(Items from a figure collection)
══════════════════════════════
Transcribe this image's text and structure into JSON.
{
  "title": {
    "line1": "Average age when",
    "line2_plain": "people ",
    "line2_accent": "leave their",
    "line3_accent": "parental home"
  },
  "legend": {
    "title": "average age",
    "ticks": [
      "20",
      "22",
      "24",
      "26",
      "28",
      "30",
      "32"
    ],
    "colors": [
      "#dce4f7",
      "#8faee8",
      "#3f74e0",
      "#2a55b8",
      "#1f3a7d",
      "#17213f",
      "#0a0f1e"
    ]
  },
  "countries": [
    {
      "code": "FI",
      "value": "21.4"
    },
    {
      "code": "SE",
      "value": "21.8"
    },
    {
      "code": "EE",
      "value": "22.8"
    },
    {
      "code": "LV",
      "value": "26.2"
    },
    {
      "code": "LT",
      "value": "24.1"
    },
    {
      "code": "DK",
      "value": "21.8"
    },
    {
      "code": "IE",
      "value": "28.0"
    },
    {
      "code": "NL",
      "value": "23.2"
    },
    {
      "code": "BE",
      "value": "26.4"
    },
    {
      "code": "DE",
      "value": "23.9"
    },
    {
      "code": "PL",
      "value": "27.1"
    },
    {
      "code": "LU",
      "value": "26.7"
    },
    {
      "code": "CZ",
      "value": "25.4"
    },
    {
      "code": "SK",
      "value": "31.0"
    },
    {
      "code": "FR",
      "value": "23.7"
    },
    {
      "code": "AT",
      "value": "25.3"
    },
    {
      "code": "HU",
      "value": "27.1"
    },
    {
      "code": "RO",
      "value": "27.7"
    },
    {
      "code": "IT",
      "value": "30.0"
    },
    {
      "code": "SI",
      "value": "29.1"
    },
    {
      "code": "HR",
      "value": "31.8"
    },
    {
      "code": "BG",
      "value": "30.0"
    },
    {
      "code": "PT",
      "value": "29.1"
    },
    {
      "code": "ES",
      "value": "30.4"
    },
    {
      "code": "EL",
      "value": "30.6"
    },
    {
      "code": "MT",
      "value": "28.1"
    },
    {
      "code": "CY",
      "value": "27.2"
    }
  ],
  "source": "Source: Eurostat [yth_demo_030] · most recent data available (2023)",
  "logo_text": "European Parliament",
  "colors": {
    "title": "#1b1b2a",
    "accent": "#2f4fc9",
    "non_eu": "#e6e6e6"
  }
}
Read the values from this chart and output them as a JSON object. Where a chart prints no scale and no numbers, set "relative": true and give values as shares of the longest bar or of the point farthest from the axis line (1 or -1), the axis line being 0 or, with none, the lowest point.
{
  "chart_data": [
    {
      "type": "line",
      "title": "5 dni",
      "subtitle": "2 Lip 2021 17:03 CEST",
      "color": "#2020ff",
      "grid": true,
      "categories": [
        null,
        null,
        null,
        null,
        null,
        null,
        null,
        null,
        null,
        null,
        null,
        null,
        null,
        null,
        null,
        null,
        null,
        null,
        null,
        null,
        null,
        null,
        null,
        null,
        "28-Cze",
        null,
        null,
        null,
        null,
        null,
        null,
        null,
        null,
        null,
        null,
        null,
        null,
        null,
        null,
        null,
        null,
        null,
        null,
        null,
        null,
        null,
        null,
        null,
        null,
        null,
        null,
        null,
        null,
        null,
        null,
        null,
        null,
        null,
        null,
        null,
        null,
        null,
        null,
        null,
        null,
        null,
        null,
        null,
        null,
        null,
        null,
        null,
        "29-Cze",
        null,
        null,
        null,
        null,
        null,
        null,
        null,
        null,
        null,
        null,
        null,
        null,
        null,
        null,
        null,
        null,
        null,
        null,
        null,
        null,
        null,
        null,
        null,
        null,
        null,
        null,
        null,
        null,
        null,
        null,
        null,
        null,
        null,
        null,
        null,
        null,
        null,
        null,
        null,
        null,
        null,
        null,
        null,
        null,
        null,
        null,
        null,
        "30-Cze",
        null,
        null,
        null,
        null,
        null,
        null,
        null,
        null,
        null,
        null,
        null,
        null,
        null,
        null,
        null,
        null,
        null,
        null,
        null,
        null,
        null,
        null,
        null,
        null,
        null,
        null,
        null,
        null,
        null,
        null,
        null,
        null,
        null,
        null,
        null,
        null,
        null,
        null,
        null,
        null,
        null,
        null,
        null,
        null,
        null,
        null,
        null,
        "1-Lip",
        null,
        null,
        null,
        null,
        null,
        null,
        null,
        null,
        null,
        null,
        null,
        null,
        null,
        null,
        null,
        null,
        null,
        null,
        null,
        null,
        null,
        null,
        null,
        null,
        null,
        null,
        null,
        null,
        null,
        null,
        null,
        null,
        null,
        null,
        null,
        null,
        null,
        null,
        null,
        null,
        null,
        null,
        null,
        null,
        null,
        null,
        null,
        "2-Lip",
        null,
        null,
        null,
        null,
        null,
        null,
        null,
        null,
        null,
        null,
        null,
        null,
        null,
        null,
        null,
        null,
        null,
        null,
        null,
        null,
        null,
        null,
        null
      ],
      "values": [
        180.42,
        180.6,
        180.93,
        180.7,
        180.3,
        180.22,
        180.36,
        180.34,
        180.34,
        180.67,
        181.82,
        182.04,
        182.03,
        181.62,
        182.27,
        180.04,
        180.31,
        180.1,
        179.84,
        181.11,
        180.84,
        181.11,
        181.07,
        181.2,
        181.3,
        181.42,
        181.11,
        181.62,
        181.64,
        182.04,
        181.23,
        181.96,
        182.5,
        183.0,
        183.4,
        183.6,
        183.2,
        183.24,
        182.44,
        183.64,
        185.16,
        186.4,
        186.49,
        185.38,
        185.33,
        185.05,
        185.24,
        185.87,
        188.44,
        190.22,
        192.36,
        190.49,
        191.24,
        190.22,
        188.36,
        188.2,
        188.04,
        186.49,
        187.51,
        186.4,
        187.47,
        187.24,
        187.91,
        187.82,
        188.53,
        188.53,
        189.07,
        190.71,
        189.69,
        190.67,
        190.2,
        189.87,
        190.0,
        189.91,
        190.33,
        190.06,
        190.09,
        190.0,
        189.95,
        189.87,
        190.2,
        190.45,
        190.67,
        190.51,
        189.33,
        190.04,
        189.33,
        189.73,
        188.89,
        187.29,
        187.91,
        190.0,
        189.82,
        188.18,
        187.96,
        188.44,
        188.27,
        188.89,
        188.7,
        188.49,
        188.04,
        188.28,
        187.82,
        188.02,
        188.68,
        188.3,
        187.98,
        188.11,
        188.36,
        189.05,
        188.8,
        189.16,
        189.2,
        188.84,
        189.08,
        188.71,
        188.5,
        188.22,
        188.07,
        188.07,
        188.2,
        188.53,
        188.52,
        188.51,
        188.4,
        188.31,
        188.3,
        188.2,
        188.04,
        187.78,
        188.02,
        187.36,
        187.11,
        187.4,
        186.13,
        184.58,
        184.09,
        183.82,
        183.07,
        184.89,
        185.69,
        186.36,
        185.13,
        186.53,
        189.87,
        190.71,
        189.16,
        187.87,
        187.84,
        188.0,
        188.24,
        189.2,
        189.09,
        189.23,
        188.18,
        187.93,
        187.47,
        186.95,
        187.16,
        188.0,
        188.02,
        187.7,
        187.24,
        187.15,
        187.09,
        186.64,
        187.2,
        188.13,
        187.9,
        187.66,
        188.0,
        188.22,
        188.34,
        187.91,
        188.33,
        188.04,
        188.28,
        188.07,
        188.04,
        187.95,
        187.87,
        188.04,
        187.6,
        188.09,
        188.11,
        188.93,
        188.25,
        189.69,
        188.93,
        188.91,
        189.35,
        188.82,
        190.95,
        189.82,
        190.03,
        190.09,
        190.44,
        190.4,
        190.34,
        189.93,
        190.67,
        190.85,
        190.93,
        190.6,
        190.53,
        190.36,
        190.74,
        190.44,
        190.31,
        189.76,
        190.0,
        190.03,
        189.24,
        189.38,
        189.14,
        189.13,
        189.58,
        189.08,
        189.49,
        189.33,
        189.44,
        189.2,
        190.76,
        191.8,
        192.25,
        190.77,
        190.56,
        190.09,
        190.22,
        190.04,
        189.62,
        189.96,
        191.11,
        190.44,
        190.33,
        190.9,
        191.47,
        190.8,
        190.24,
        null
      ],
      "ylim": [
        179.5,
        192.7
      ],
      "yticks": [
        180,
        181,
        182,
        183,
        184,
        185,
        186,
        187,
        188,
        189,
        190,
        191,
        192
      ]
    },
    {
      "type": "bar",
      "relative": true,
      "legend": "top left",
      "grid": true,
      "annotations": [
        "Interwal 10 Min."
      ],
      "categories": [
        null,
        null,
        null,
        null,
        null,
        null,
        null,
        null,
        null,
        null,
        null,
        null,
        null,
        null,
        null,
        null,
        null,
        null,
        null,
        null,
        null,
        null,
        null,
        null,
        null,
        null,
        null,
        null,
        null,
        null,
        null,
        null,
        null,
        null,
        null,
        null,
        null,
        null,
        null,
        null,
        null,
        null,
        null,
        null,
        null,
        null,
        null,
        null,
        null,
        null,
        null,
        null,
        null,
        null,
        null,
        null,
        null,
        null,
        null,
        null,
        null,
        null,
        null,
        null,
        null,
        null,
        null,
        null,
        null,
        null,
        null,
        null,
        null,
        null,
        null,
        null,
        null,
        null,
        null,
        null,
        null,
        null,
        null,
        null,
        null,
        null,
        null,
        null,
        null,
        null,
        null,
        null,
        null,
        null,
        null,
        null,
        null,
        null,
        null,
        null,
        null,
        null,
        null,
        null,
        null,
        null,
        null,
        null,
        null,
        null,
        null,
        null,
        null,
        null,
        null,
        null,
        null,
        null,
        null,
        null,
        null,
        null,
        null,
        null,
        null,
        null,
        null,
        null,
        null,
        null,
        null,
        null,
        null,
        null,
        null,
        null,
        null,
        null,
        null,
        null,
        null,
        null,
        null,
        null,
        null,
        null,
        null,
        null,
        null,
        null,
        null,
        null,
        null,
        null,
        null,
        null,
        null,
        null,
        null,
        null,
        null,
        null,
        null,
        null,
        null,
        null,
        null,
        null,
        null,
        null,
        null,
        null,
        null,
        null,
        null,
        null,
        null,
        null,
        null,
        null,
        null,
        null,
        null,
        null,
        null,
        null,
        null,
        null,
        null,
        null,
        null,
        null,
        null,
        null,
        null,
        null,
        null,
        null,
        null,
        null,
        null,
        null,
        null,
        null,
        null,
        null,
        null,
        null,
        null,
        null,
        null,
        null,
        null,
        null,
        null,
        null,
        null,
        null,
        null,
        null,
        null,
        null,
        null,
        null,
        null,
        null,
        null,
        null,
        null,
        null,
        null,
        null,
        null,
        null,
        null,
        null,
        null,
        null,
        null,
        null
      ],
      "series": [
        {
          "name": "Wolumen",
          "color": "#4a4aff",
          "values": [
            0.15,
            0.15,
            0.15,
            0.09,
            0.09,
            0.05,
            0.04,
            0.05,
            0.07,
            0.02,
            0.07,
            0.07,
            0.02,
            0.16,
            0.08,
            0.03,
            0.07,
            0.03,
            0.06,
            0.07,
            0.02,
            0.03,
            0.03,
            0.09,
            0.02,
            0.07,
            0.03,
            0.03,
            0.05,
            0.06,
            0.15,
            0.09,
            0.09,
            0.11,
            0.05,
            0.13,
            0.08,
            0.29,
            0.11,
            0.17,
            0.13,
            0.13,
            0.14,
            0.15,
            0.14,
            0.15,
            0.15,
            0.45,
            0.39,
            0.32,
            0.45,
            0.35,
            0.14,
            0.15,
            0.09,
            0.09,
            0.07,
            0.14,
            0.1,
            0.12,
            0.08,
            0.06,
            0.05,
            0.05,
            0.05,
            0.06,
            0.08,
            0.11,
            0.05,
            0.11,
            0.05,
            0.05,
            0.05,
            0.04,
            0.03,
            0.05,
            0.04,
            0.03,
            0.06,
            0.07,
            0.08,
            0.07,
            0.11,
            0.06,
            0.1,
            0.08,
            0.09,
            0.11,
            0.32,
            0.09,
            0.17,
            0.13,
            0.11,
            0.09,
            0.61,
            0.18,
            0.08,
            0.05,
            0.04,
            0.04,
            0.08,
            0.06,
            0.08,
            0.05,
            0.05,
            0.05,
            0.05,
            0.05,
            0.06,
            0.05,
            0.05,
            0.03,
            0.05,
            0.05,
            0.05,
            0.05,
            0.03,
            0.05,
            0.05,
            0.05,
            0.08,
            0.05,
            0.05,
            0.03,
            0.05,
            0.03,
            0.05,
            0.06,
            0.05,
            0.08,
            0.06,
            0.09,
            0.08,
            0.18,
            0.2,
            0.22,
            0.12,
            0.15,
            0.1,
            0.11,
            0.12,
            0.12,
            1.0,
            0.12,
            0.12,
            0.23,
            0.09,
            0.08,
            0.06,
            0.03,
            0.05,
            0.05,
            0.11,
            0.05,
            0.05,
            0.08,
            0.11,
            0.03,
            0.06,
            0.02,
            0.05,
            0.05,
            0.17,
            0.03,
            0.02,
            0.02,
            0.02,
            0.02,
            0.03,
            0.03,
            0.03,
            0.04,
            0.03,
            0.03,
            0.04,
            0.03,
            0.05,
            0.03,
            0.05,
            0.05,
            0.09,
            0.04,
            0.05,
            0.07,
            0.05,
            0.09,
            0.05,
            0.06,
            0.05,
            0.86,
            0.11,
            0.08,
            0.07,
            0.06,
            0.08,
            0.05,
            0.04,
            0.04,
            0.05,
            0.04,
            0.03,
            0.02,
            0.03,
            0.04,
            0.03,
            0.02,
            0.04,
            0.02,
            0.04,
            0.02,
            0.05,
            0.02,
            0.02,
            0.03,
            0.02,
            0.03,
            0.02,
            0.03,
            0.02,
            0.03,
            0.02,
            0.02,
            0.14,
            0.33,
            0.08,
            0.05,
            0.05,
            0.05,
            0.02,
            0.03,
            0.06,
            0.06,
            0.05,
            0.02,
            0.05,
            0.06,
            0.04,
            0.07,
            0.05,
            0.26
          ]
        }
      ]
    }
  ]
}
══════════════════════════════
Locate and copy each line in the data above that includes the word "values".

Read the values from this chart and output them as a JSON object. Where a chart prints no scale and no numbers, set "relative": true and give values as shares of the longest bar or of the point farthest from the axis line (1 or -1), the axis line being 0 or, with none, the lowest point.
      "values": [
          "values": [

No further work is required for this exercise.